YOUR GOAL
Word for word, quote all of the material, omitting the pictures.

DATA ENTRIES

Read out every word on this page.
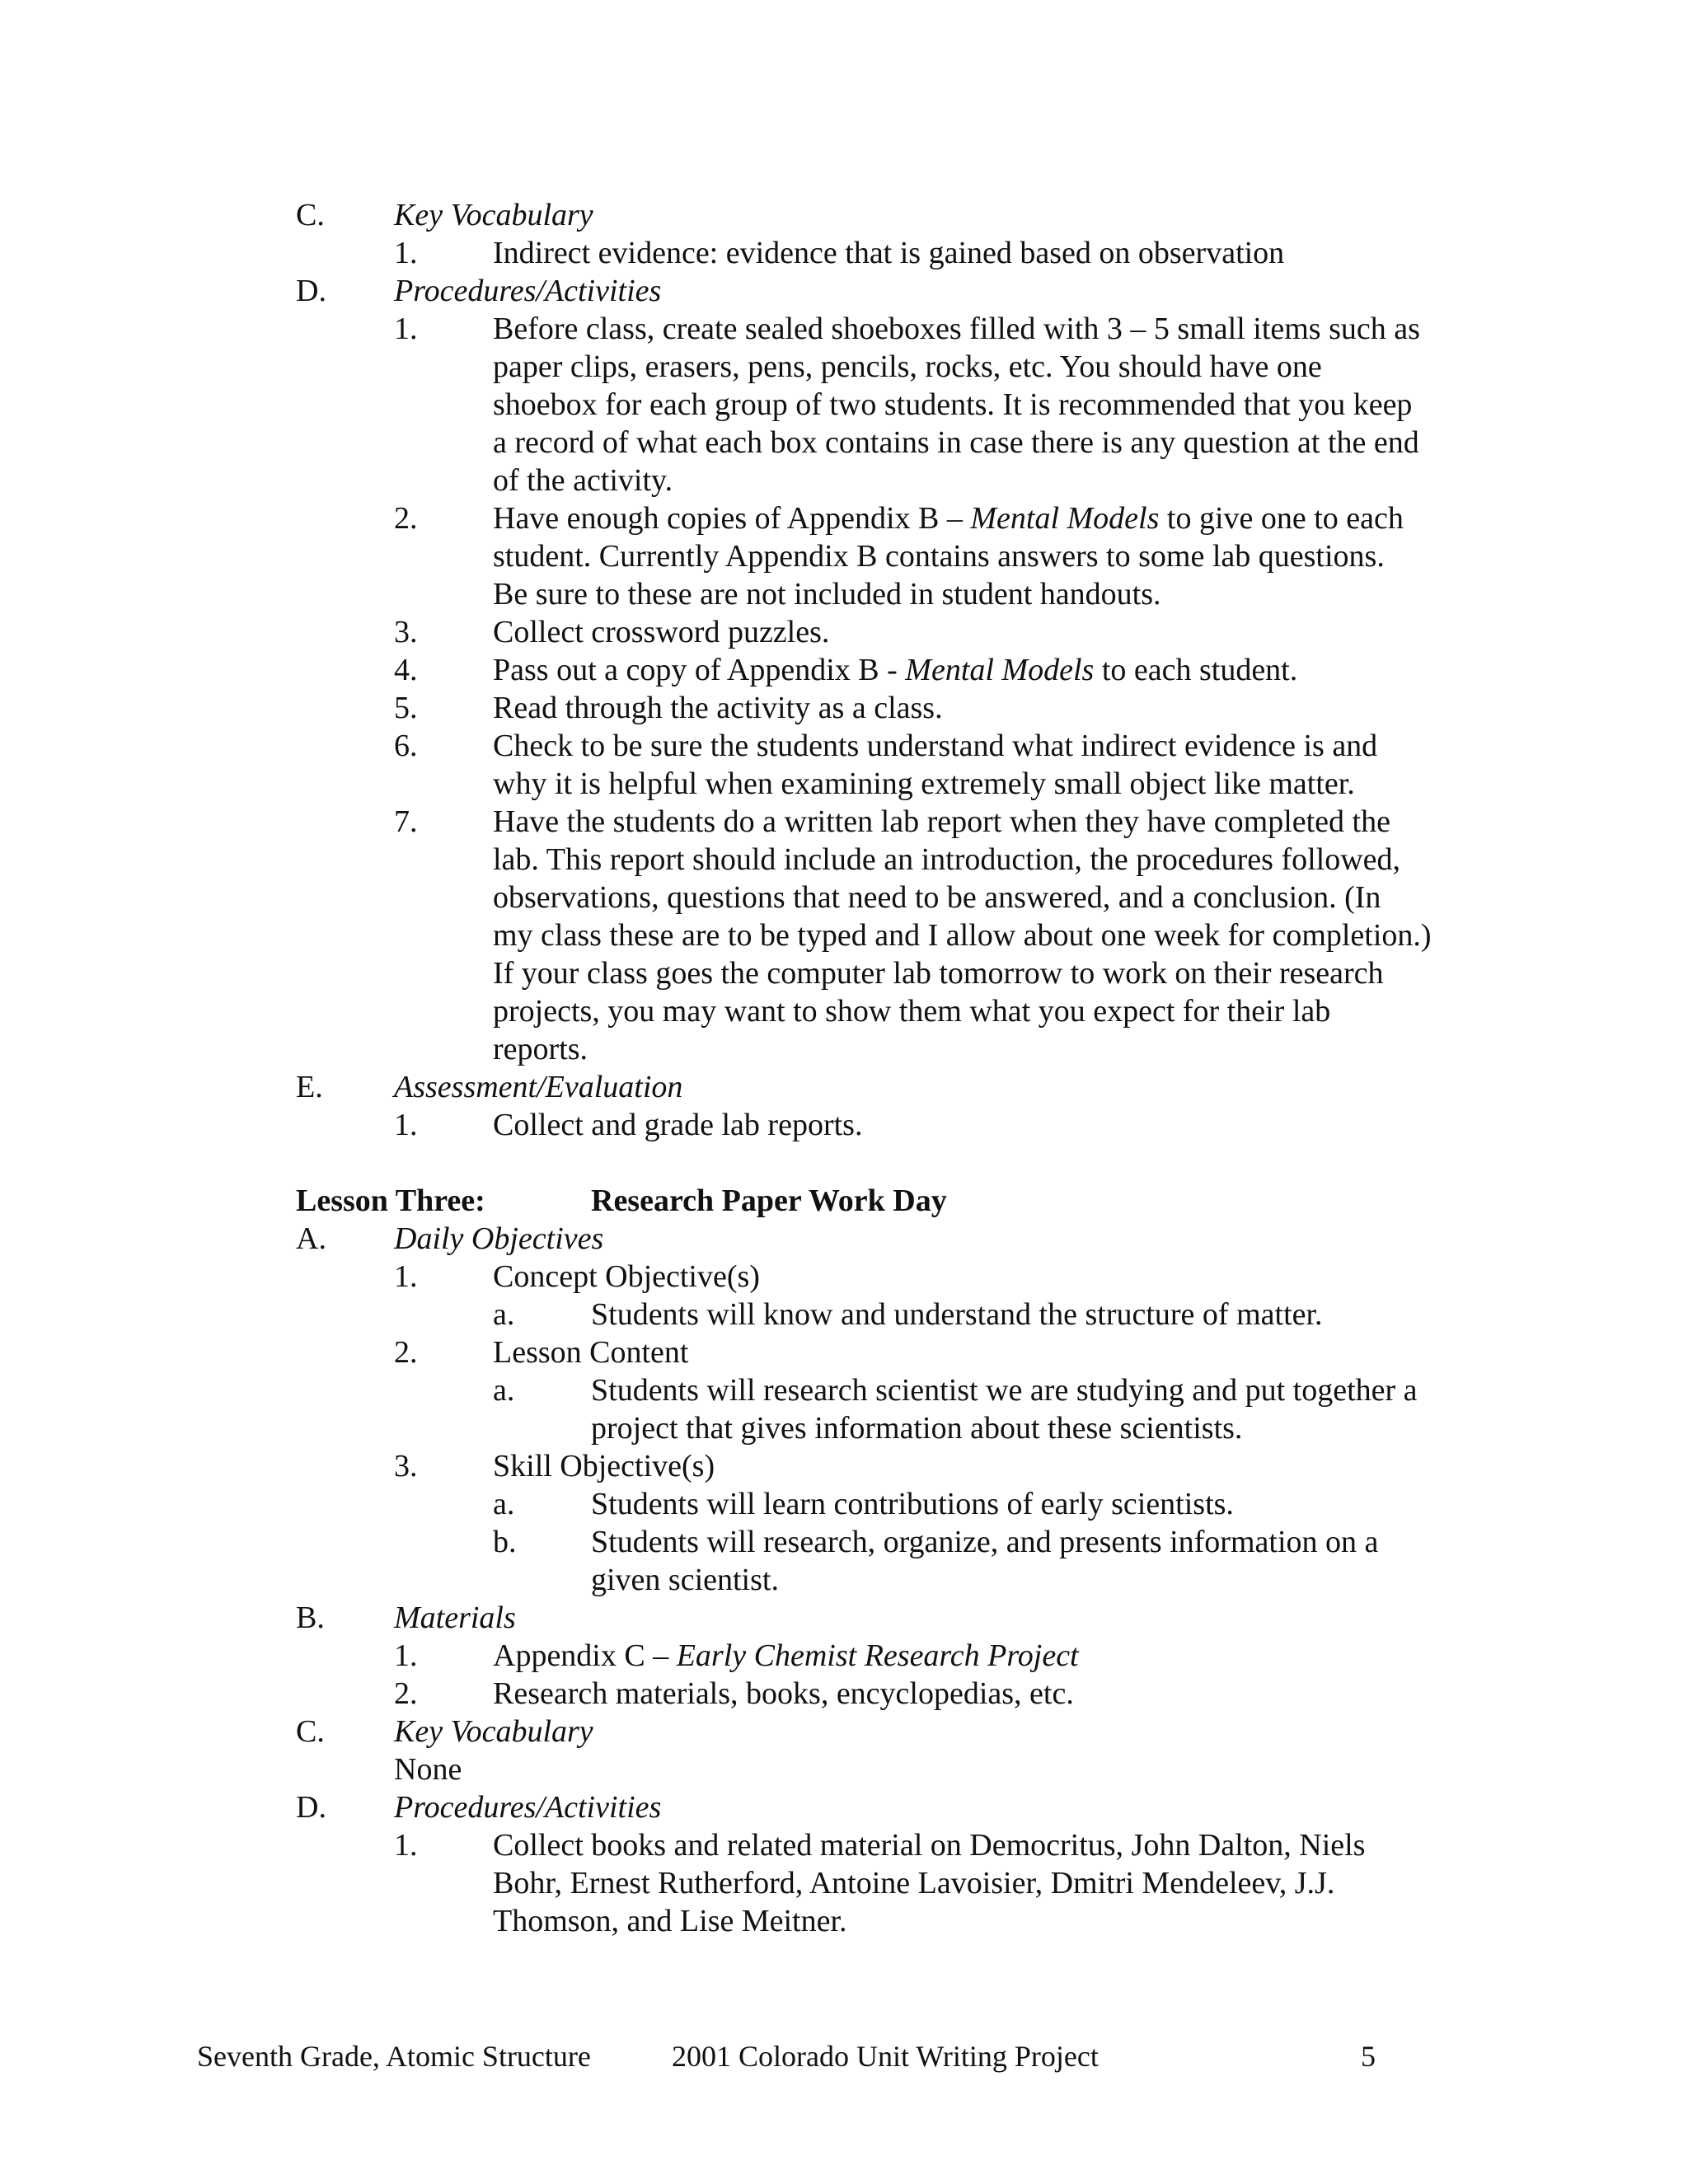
C. Key Vocabulary
1. Indirect evidence: evidence that is gained based on observation
D. Procedures/Activities
1. Before class, create sealed shoeboxes filled with 3 – 5 small items such as
paper clips, erasers, pens, pencils, rocks, etc. You should have one
shoebox for each group of two students. It is recommended that you keep
a record of what each box contains in case there is any question at the end
of the activity.
2. Have enough copies of Appendix B – Mental Models to give one to each
student. Currently Appendix B contains answers to some lab questions.
Be sure to these are not included in student handouts.
3. Collect crossword puzzles.
4. Pass out a copy of Appendix B - Mental Models to each student.
5. Read through the activity as a class.
6. Check to be sure the students understand what indirect evidence is and
why it is helpful when examining extremely small object like matter.
7. Have the students do a written lab report when they have completed the
lab. This report should include an introduction, the procedures followed,
observations, questions that need to be answered, and a conclusion. (In
my class these are to be typed and I allow about one week for completion.)
If your class goes the computer lab tomorrow to work on their research
projects, you may want to show them what you expect for their lab
reports.
E. Assessment/Evaluation
1. Collect and grade lab reports.
Lesson Three:	Research Paper Work Day
A. Daily Objectives
1. Concept Objective(s)
a. Students will know and understand the structure of matter.
2. Lesson Content
a. Students will research scientist we are studying and put together a
project that gives information about these scientists.
3. Skill Objective(s)
a. Students will learn contributions of early scientists.
b. Students will research, organize, and presents information on a
given scientist.
B. Materials
1. Appendix C – Early Chemist Research Project
2. Research materials, books, encyclopedias, etc.
C. Key Vocabulary
None
D. Procedures/Activities
1. Collect books and related material on Democritus, John Dalton, Niels
Bohr, Ernest Rutherford, Antoine Lavoisier, Dmitri Mendeleev, J.J.
Thomson, and Lise Meitner.
Seventh Grade, Atomic Structure	2001 Colorado Unit Writing Project	5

EXERCISE RESULT
Read out every word on this page.
C. Key Vocabulary
1. Indirect evidence: evidence that is gained based on observation
D. Procedures/Activities
1. Before class, create sealed shoeboxes filled with 3 – 5 small items such as
paper clips, erasers, pens, pencils, rocks, etc. You should have one
shoebox for each group of two students. It is recommended that you keep
a record of what each box contains in case there is any question at the end
of the activity.
2. Have enough copies of Appendix B – Mental Models to give one to each
student. Currently Appendix B contains answers to some lab questions.
Be sure to these are not included in student handouts.
3. Collect crossword puzzles.
4. Pass out a copy of Appendix B - Mental Models to each student.
5. Read through the activity as a class.
6. Check to be sure the students understand what indirect evidence is and
why it is helpful when examining extremely small object like matter.
7. Have the students do a written lab report when they have completed the
lab. This report should include an introduction, the procedures followed,
observations, questions that need to be answered, and a conclusion. (In
my class these are to be typed and I allow about one week for completion.)
If your class goes the computer lab tomorrow to work on their research
projects, you may want to show them what you expect for their lab
reports.
E. Assessment/Evaluation
1. Collect and grade lab reports.
Lesson Three:	Research Paper Work Day
A. Daily Objectives
1. Concept Objective(s)
a. Students will know and understand the structure of matter.
2. Lesson Content
a. Students will research scientist we are studying and put together a
project that gives information about these scientists.
3. Skill Objective(s)
a. Students will learn contributions of early scientists.
b. Students will research, organize, and presents information on a
given scientist.
B. Materials
1. Appendix C – Early Chemist Research Project
2. Research materials, books, encyclopedias, etc.
C. Key Vocabulary
None
D. Procedures/Activities
1. Collect books and related material on Democritus, John Dalton, Niels
Bohr, Ernest Rutherford, Antoine Lavoisier, Dmitri Mendeleev, J.J.
Thomson, and Lise Meitner.
Seventh Grade, Atomic Structure	2001 Colorado Unit Writing Project	5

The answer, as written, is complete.